Information given >>
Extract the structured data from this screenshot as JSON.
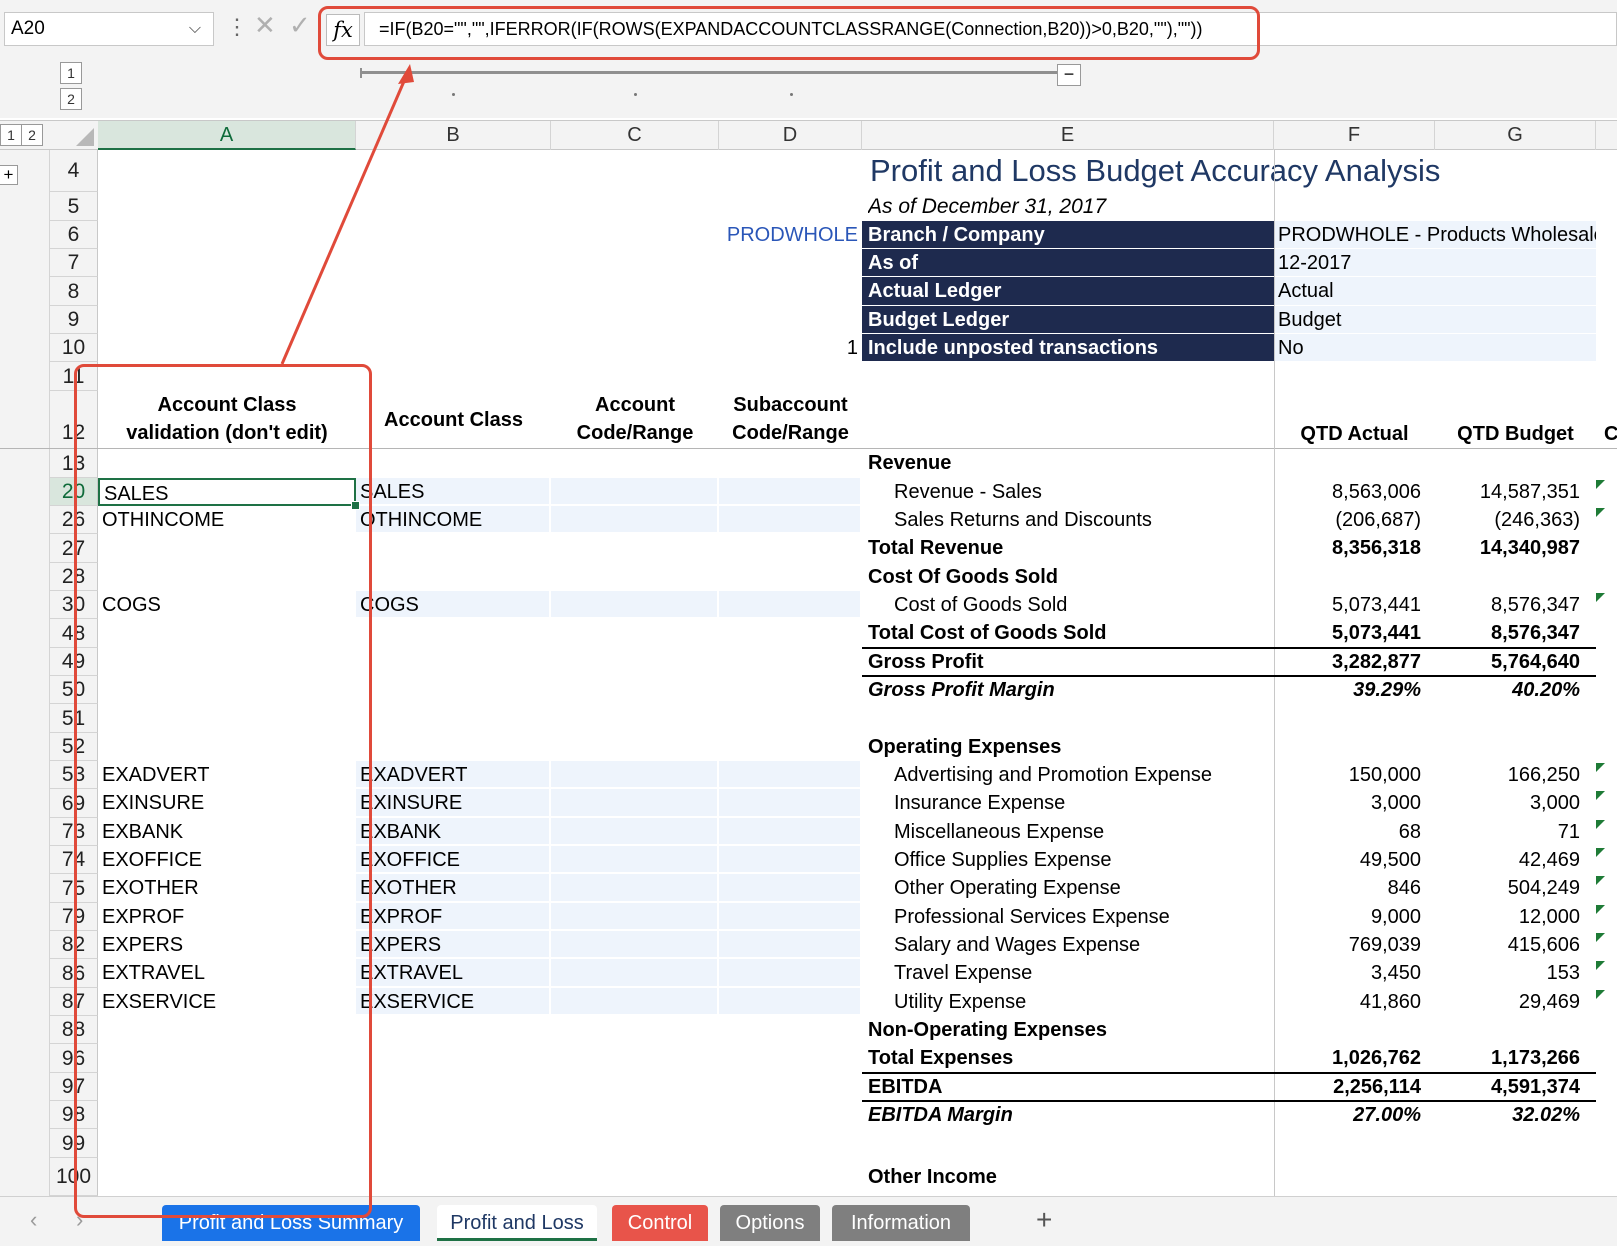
{
  "formula_bar": {
    "name_box": "A20",
    "formula": "=IF(B20=\"\",\"\",IFERROR(IF(ROWS(EXPANDACCOUNTCLASSRANGE(Connection,B20))>0,B20,\"\"),\"\"))",
    "fx_label": "fx",
    "cancel_glyph": "✕",
    "enter_glyph": "✓",
    "more_glyph": "⋮",
    "dropdown_glyph": "⌵"
  },
  "outline": {
    "row_levels": [
      "1",
      "2"
    ],
    "col_levels": [
      "1",
      "2"
    ],
    "collapse_glyph": "−",
    "expand_glyph": "+"
  },
  "columns": [
    "A",
    "B",
    "C",
    "D",
    "E",
    "F",
    "G"
  ],
  "row_numbers": [
    "4",
    "5",
    "6",
    "7",
    "8",
    "9",
    "10",
    "11",
    "12",
    "13",
    "20",
    "26",
    "27",
    "28",
    "30",
    "48",
    "49",
    "50",
    "51",
    "52",
    "53",
    "69",
    "73",
    "74",
    "75",
    "79",
    "82",
    "86",
    "87",
    "88",
    "96",
    "97",
    "98",
    "99",
    "100"
  ],
  "report": {
    "title": "Profit and Loss Budget Accuracy Analysis",
    "subtitle": "As of December 31, 2017",
    "branch_code": "PRODWHOLE",
    "d10_value": "1",
    "params": [
      {
        "label": "Branch / Company",
        "value": "PRODWHOLE - Products Wholesale"
      },
      {
        "label": "As of",
        "value": "12-2017"
      },
      {
        "label": "Actual Ledger",
        "value": "Actual"
      },
      {
        "label": "Budget Ledger",
        "value": "Budget"
      },
      {
        "label": "Include unposted transactions",
        "value": "No"
      }
    ],
    "headers": {
      "a_line1": "Account Class",
      "a_line2": "validation (don't edit)",
      "b": "Account Class",
      "c_line1": "Account",
      "c_line2": "Code/Range",
      "d_line1": "Subaccount",
      "d_line2": "Code/Range",
      "f": "QTD Actual",
      "g": "QTD Budget",
      "h_partial": "C"
    }
  },
  "rows": {
    "r13": {
      "e": "Revenue"
    },
    "r20": {
      "a": "SALES",
      "b": "SALES",
      "e": "Revenue - Sales",
      "f": "8,563,006",
      "g": "14,587,351"
    },
    "r26": {
      "a": "OTHINCOME",
      "b": "OTHINCOME",
      "e": "Sales Returns and Discounts",
      "f": "(206,687)",
      "g": "(246,363)"
    },
    "r27": {
      "e": "Total Revenue",
      "f": "8,356,318",
      "g": "14,340,987"
    },
    "r28": {
      "e": "Cost Of Goods Sold"
    },
    "r30": {
      "a": "COGS",
      "b": "COGS",
      "e": "Cost of Goods Sold",
      "f": "5,073,441",
      "g": "8,576,347"
    },
    "r48": {
      "e": "Total Cost of Goods Sold",
      "f": "5,073,441",
      "g": "8,576,347"
    },
    "r49": {
      "e": "Gross Profit",
      "f": "3,282,877",
      "g": "5,764,640"
    },
    "r50": {
      "e": "Gross Profit Margin",
      "f": "39.29%",
      "g": "40.20%"
    },
    "r52": {
      "e": "Operating Expenses"
    },
    "r53": {
      "a": "EXADVERT",
      "b": "EXADVERT",
      "e": "Advertising and Promotion Expense",
      "f": "150,000",
      "g": "166,250"
    },
    "r69": {
      "a": "EXINSURE",
      "b": "EXINSURE",
      "e": "Insurance Expense",
      "f": "3,000",
      "g": "3,000"
    },
    "r73": {
      "a": "EXBANK",
      "b": "EXBANK",
      "e": "Miscellaneous Expense",
      "f": "68",
      "g": "71"
    },
    "r74": {
      "a": "EXOFFICE",
      "b": "EXOFFICE",
      "e": "Office Supplies Expense",
      "f": "49,500",
      "g": "42,469"
    },
    "r75": {
      "a": "EXOTHER",
      "b": "EXOTHER",
      "e": "Other Operating Expense",
      "f": "846",
      "g": "504,249"
    },
    "r79": {
      "a": "EXPROF",
      "b": "EXPROF",
      "e": "Professional Services Expense",
      "f": "9,000",
      "g": "12,000"
    },
    "r82": {
      "a": "EXPERS",
      "b": "EXPERS",
      "e": "Salary and Wages Expense",
      "f": "769,039",
      "g": "415,606"
    },
    "r86": {
      "a": "EXTRAVEL",
      "b": "EXTRAVEL",
      "e": "Travel Expense",
      "f": "3,450",
      "g": "153"
    },
    "r87": {
      "a": "EXSERVICE",
      "b": "EXSERVICE",
      "e": "Utility Expense",
      "f": "41,860",
      "g": "29,469"
    },
    "r88": {
      "e": "Non-Operating Expenses"
    },
    "r96": {
      "e": "Total Expenses",
      "f": "1,026,762",
      "g": "1,173,266"
    },
    "r97": {
      "e": "EBITDA",
      "f": "2,256,114",
      "g": "4,591,374"
    },
    "r98": {
      "e": "EBITDA Margin",
      "f": "27.00%",
      "g": "32.02%"
    },
    "r100": {
      "e": "Other Income"
    }
  },
  "sheet_tabs": [
    {
      "label": "Profit and Loss Summary",
      "color": "#1a73e8",
      "active": false
    },
    {
      "label": "Profit and Loss",
      "color": "#ffffff",
      "active": true
    },
    {
      "label": "Control",
      "color": "#e8544a",
      "active": false
    },
    {
      "label": "Options",
      "color": "#7f7f7f",
      "active": false
    },
    {
      "label": "Information",
      "color": "#7f7f7f",
      "active": false
    }
  ],
  "tab_nav": {
    "prev": "‹",
    "next": "›",
    "add": "+"
  },
  "colors": {
    "accent_green": "#1e7145",
    "header_navy": "#1e2a4e",
    "annotation_red": "#e04a3a",
    "title_blue": "#1f3864"
  }
}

What you are asked to do >> Make an exact copy of the data, leaving its pictures out.

Written response >>
Extract the structured data from this screenshot as JSON.
{
  "formula_bar": {
    "name_box": "A20",
    "formula": "=IF(B20=\"\",\"\",IFERROR(IF(ROWS(EXPANDACCOUNTCLASSRANGE(Connection,B20))>0,B20,\"\"),\"\"))",
    "fx_label": "fx",
    "cancel_glyph": "✕",
    "enter_glyph": "✓",
    "more_glyph": "⋮",
    "dropdown_glyph": "⌵"
  },
  "outline": {
    "row_levels": [
      "1",
      "2"
    ],
    "col_levels": [
      "1",
      "2"
    ],
    "collapse_glyph": "−",
    "expand_glyph": "+"
  },
  "columns": [
    "A",
    "B",
    "C",
    "D",
    "E",
    "F",
    "G"
  ],
  "row_numbers": [
    "4",
    "5",
    "6",
    "7",
    "8",
    "9",
    "10",
    "11",
    "12",
    "13",
    "20",
    "26",
    "27",
    "28",
    "30",
    "48",
    "49",
    "50",
    "51",
    "52",
    "53",
    "69",
    "73",
    "74",
    "75",
    "79",
    "82",
    "86",
    "87",
    "88",
    "96",
    "97",
    "98",
    "99",
    "100"
  ],
  "report": {
    "title": "Profit and Loss Budget Accuracy Analysis",
    "subtitle": "As of December 31, 2017",
    "branch_code": "PRODWHOLE",
    "d10_value": "1",
    "params": [
      {
        "label": "Branch / Company",
        "value": "PRODWHOLE - Products Wholesale"
      },
      {
        "label": "As of",
        "value": "12-2017"
      },
      {
        "label": "Actual Ledger",
        "value": "Actual"
      },
      {
        "label": "Budget Ledger",
        "value": "Budget"
      },
      {
        "label": "Include unposted transactions",
        "value": "No"
      }
    ],
    "headers": {
      "a_line1": "Account Class",
      "a_line2": "validation (don't edit)",
      "b": "Account Class",
      "c_line1": "Account",
      "c_line2": "Code/Range",
      "d_line1": "Subaccount",
      "d_line2": "Code/Range",
      "f": "QTD Actual",
      "g": "QTD Budget",
      "h_partial": "C"
    }
  },
  "rows": {
    "r13": {
      "e": "Revenue"
    },
    "r20": {
      "a": "SALES",
      "b": "SALES",
      "e": "Revenue - Sales",
      "f": "8,563,006",
      "g": "14,587,351"
    },
    "r26": {
      "a": "OTHINCOME",
      "b": "OTHINCOME",
      "e": "Sales Returns and Discounts",
      "f": "(206,687)",
      "g": "(246,363)"
    },
    "r27": {
      "e": "Total Revenue",
      "f": "8,356,318",
      "g": "14,340,987"
    },
    "r28": {
      "e": "Cost Of Goods Sold"
    },
    "r30": {
      "a": "COGS",
      "b": "COGS",
      "e": "Cost of Goods Sold",
      "f": "5,073,441",
      "g": "8,576,347"
    },
    "r48": {
      "e": "Total Cost of Goods Sold",
      "f": "5,073,441",
      "g": "8,576,347"
    },
    "r49": {
      "e": "Gross Profit",
      "f": "3,282,877",
      "g": "5,764,640"
    },
    "r50": {
      "e": "Gross Profit Margin",
      "f": "39.29%",
      "g": "40.20%"
    },
    "r52": {
      "e": "Operating Expenses"
    },
    "r53": {
      "a": "EXADVERT",
      "b": "EXADVERT",
      "e": "Advertising and Promotion Expense",
      "f": "150,000",
      "g": "166,250"
    },
    "r69": {
      "a": "EXINSURE",
      "b": "EXINSURE",
      "e": "Insurance Expense",
      "f": "3,000",
      "g": "3,000"
    },
    "r73": {
      "a": "EXBANK",
      "b": "EXBANK",
      "e": "Miscellaneous Expense",
      "f": "68",
      "g": "71"
    },
    "r74": {
      "a": "EXOFFICE",
      "b": "EXOFFICE",
      "e": "Office Supplies Expense",
      "f": "49,500",
      "g": "42,469"
    },
    "r75": {
      "a": "EXOTHER",
      "b": "EXOTHER",
      "e": "Other Operating Expense",
      "f": "846",
      "g": "504,249"
    },
    "r79": {
      "a": "EXPROF",
      "b": "EXPROF",
      "e": "Professional Services Expense",
      "f": "9,000",
      "g": "12,000"
    },
    "r82": {
      "a": "EXPERS",
      "b": "EXPERS",
      "e": "Salary and Wages Expense",
      "f": "769,039",
      "g": "415,606"
    },
    "r86": {
      "a": "EXTRAVEL",
      "b": "EXTRAVEL",
      "e": "Travel Expense",
      "f": "3,450",
      "g": "153"
    },
    "r87": {
      "a": "EXSERVICE",
      "b": "EXSERVICE",
      "e": "Utility Expense",
      "f": "41,860",
      "g": "29,469"
    },
    "r88": {
      "e": "Non-Operating Expenses"
    },
    "r96": {
      "e": "Total Expenses",
      "f": "1,026,762",
      "g": "1,173,266"
    },
    "r97": {
      "e": "EBITDA",
      "f": "2,256,114",
      "g": "4,591,374"
    },
    "r98": {
      "e": "EBITDA Margin",
      "f": "27.00%",
      "g": "32.02%"
    },
    "r100": {
      "e": "Other Income"
    }
  },
  "sheet_tabs": [
    {
      "label": "Profit and Loss Summary",
      "color": "#1a73e8",
      "active": false
    },
    {
      "label": "Profit and Loss",
      "color": "#ffffff",
      "active": true
    },
    {
      "label": "Control",
      "color": "#e8544a",
      "active": false
    },
    {
      "label": "Options",
      "color": "#7f7f7f",
      "active": false
    },
    {
      "label": "Information",
      "color": "#7f7f7f",
      "active": false
    }
  ],
  "tab_nav": {
    "prev": "‹",
    "next": "›",
    "add": "+"
  },
  "colors": {
    "accent_green": "#1e7145",
    "header_navy": "#1e2a4e",
    "annotation_red": "#e04a3a",
    "title_blue": "#1f3864"
  }
}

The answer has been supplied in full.